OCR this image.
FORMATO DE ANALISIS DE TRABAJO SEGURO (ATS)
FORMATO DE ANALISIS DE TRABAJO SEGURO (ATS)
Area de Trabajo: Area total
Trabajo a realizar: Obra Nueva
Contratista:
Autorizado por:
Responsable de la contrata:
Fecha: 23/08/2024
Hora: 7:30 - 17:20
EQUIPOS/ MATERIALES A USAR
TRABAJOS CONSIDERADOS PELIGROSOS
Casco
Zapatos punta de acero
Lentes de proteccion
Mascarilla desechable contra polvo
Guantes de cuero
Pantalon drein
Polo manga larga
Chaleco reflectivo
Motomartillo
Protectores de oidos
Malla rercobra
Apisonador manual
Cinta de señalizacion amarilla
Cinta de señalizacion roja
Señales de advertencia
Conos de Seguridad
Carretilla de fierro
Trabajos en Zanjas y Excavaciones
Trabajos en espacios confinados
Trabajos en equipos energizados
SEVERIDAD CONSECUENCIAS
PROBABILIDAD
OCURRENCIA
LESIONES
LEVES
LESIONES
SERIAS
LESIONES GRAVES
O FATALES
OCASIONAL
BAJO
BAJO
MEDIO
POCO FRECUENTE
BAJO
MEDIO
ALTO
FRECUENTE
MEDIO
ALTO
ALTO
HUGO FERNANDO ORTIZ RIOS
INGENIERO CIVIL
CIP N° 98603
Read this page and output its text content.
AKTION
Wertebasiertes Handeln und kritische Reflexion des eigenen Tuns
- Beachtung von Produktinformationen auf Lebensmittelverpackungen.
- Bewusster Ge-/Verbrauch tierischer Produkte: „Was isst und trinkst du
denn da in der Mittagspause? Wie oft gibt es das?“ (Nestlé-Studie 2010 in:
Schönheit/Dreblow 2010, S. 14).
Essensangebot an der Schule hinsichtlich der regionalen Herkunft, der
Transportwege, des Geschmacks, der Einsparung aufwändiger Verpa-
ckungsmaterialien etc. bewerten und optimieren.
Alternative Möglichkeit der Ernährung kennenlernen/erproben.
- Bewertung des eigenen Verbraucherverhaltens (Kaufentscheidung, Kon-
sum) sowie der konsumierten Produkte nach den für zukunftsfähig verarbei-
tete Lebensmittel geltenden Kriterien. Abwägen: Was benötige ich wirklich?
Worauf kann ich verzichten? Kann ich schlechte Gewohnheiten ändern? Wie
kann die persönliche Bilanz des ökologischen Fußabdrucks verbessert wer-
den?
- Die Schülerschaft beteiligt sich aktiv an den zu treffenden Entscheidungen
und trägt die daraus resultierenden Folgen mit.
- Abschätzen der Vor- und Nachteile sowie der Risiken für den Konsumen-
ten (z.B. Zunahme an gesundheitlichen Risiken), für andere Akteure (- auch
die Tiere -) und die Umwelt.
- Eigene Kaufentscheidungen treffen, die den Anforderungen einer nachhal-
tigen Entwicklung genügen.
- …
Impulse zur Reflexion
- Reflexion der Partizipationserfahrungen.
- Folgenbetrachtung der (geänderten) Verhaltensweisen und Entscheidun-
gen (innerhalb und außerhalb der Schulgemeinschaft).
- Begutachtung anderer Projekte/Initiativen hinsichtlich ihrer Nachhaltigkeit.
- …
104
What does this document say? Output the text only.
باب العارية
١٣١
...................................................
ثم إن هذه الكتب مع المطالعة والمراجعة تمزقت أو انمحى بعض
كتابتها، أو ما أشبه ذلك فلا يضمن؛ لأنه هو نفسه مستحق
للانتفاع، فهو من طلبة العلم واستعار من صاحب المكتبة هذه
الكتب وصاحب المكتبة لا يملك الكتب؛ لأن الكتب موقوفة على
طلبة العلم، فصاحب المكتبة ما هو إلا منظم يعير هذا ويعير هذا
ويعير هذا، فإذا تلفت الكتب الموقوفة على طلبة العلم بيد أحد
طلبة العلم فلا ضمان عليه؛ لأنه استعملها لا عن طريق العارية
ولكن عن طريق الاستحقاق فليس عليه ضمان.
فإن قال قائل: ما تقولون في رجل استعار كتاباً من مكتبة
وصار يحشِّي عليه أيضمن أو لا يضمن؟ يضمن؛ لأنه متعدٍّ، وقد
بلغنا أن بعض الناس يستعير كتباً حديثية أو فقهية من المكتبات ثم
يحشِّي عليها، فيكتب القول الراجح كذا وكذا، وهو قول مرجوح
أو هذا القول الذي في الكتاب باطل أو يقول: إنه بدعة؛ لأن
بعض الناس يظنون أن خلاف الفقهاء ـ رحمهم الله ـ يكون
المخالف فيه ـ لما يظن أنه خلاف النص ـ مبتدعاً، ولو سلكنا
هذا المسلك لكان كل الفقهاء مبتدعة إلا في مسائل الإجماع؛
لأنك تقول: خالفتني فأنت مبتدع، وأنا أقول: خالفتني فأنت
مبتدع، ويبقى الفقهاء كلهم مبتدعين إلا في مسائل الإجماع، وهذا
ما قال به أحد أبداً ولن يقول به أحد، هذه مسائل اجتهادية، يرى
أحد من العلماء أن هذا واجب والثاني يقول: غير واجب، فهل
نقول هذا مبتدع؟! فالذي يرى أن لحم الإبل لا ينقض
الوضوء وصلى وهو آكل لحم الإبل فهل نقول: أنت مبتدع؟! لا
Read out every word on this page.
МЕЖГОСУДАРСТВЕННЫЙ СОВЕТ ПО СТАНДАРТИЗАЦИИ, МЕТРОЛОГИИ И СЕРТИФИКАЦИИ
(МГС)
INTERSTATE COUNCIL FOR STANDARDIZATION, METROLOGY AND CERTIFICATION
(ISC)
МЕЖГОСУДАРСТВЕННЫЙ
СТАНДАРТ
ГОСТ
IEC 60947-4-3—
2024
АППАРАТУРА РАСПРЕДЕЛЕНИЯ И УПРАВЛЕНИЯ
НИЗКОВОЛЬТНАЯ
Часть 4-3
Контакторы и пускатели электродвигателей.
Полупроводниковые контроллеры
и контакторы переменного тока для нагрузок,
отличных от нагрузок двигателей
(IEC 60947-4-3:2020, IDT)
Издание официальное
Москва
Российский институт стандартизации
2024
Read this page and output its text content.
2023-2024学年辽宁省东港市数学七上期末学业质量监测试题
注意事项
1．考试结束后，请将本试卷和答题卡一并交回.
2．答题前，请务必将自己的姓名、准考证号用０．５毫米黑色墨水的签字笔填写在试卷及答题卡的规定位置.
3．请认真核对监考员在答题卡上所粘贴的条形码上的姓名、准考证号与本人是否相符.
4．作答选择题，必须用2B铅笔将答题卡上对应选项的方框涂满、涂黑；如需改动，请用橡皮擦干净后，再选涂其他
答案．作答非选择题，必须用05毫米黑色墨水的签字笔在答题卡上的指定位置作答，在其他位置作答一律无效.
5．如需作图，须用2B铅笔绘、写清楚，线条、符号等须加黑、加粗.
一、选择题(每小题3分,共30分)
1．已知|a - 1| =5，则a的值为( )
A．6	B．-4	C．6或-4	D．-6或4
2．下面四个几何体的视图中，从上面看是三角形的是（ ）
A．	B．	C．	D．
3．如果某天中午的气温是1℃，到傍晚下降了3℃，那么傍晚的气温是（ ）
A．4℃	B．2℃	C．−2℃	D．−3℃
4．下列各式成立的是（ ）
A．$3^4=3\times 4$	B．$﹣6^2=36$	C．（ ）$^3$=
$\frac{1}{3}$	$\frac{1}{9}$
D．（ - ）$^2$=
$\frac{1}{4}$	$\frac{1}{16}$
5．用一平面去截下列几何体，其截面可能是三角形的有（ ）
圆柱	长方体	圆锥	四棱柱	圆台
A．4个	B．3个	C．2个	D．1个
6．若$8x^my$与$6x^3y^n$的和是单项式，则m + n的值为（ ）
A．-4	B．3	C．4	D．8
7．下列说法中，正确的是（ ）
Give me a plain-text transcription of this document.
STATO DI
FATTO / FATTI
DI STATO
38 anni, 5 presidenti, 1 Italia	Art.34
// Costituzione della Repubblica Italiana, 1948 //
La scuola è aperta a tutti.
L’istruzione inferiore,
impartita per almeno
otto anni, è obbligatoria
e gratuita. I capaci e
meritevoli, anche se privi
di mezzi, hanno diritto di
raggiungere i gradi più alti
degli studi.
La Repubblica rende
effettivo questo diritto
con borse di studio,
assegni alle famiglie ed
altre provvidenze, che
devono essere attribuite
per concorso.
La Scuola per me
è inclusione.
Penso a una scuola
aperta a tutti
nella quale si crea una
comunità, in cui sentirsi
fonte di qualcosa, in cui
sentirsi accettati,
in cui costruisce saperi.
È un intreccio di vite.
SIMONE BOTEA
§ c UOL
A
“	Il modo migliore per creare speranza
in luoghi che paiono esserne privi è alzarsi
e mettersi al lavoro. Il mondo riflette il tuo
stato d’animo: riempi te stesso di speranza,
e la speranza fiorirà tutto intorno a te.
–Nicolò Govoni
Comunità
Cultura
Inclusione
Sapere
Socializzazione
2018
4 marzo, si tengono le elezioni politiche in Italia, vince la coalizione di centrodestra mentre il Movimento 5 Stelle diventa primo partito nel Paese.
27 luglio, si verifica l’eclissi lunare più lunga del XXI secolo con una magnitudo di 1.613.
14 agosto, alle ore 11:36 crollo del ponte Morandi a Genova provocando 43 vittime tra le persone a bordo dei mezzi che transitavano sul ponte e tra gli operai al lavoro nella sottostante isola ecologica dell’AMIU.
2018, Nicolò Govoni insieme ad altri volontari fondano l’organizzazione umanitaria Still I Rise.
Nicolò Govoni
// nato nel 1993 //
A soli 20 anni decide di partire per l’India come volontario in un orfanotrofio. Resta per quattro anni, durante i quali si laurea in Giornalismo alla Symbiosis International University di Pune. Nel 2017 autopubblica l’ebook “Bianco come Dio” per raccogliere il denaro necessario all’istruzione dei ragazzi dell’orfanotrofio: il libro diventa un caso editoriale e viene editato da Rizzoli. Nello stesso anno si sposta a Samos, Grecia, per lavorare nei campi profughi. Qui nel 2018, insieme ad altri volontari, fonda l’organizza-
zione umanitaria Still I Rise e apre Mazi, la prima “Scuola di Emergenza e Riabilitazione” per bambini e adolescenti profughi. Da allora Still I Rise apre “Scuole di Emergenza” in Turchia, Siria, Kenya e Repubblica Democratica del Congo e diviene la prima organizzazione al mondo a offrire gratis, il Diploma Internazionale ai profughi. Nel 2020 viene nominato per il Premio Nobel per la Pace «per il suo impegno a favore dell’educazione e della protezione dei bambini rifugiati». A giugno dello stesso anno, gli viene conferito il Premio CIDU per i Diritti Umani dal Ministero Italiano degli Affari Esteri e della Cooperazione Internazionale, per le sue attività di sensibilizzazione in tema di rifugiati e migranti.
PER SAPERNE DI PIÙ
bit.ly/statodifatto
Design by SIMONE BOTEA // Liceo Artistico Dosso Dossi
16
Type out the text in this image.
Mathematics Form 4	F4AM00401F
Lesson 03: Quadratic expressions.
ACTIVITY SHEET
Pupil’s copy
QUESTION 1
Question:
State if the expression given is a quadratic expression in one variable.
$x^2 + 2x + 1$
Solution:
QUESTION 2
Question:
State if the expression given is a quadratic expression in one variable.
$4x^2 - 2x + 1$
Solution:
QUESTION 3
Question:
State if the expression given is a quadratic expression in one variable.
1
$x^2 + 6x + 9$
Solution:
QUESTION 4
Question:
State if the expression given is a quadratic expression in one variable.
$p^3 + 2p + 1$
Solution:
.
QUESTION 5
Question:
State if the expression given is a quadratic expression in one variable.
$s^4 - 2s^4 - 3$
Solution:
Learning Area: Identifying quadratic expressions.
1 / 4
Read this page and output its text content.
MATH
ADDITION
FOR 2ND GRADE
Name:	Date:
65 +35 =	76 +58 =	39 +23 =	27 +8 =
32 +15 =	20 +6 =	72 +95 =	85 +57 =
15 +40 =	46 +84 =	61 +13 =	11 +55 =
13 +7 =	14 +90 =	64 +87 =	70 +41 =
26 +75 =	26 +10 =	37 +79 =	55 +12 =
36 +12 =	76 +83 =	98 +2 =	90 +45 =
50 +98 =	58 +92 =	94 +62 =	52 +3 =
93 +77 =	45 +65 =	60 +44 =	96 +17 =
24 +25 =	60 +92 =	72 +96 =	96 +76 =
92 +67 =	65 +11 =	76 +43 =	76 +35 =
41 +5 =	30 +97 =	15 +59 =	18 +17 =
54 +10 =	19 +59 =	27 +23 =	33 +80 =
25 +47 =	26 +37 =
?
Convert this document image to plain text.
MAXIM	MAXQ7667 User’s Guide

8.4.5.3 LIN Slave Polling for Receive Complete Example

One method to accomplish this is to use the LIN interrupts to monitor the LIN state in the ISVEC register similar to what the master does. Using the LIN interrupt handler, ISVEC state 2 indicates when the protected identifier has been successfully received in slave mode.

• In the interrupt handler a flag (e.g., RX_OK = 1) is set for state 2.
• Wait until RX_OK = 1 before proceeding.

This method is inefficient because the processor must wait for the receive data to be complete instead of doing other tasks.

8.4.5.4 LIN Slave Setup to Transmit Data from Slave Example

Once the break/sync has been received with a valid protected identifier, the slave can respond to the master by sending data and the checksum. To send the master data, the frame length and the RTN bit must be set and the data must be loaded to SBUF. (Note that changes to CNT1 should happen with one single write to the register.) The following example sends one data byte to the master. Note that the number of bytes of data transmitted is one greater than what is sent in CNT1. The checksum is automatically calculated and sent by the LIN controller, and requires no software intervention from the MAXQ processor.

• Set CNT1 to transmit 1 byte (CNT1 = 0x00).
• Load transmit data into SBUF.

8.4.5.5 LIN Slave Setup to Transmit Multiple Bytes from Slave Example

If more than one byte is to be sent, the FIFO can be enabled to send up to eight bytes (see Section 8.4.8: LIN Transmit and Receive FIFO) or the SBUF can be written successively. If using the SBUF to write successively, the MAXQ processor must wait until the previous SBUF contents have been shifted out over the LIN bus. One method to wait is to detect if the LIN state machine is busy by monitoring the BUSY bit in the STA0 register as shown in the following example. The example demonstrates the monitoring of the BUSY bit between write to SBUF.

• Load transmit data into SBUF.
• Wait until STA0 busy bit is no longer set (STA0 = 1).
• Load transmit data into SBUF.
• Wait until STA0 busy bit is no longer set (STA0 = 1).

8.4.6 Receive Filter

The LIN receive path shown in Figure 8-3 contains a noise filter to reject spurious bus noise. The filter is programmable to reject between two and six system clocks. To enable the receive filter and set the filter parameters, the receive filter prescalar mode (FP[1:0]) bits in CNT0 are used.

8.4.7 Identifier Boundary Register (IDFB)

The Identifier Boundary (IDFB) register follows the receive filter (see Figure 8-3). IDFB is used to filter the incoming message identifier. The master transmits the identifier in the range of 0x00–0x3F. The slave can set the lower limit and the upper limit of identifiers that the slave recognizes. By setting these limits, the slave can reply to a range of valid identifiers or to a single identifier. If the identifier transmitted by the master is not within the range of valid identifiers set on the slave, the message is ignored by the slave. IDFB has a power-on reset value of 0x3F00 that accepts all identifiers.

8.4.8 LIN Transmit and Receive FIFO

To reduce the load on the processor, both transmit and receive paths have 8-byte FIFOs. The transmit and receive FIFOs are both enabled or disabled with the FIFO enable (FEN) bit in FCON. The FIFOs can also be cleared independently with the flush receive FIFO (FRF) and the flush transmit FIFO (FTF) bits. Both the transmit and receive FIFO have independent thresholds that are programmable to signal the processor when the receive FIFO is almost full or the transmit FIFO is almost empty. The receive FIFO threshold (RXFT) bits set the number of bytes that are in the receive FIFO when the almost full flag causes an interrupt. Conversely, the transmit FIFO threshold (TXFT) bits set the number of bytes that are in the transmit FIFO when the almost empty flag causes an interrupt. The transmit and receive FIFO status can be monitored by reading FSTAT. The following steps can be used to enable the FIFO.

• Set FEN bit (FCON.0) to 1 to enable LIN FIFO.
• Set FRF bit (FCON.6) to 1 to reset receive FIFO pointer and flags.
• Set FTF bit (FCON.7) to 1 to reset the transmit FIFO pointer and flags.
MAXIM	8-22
────────────────
§ **WRITTEN TASK**
Take each line containing the string "been" and copy it out.

§ **SOLUTION TO THIS PROBLEM**
One method to accomplish this is to use the LIN interrupts to monitor the LIN state in the ISVEC register similar to what the master does. Using the LIN interrupt handler, ISVEC state 2 indicates when the protected identifier has been successfully received in slave mode.
Once the break/sync has been received with a valid protected identifier, the slave can respond to the master by sending data and the checksum. To send the master data, the frame length and the RTN bit must be set and the data must be loaded to SBUF. (Note that changes to CNT1 should happen with one single write to the register.) The following example sends one data byte to the master. Note that the number of bytes of data transmitted is one greater than what is sent in CNT1. The checksum is automatically calculated and sent by the LIN controller, and requires no software intervention from the MAXQ processor.
If more than one byte is to be sent, the FIFO can be enabled to send up to eight bytes (see Section 8.4.8: LIN Transmit and Receive FIFO) or the SBUF can be written successively. If using the SBUF to write successively, the MAXQ processor must wait until the previous SBUF contents have been shifted out over the LIN bus. One method to wait is to detect if the LIN state machine is busy by monitoring the BUSY bit in the STA0 register as shown in the following example. The example demonstrates the monitoring of the BUSY bit between write to SBUF.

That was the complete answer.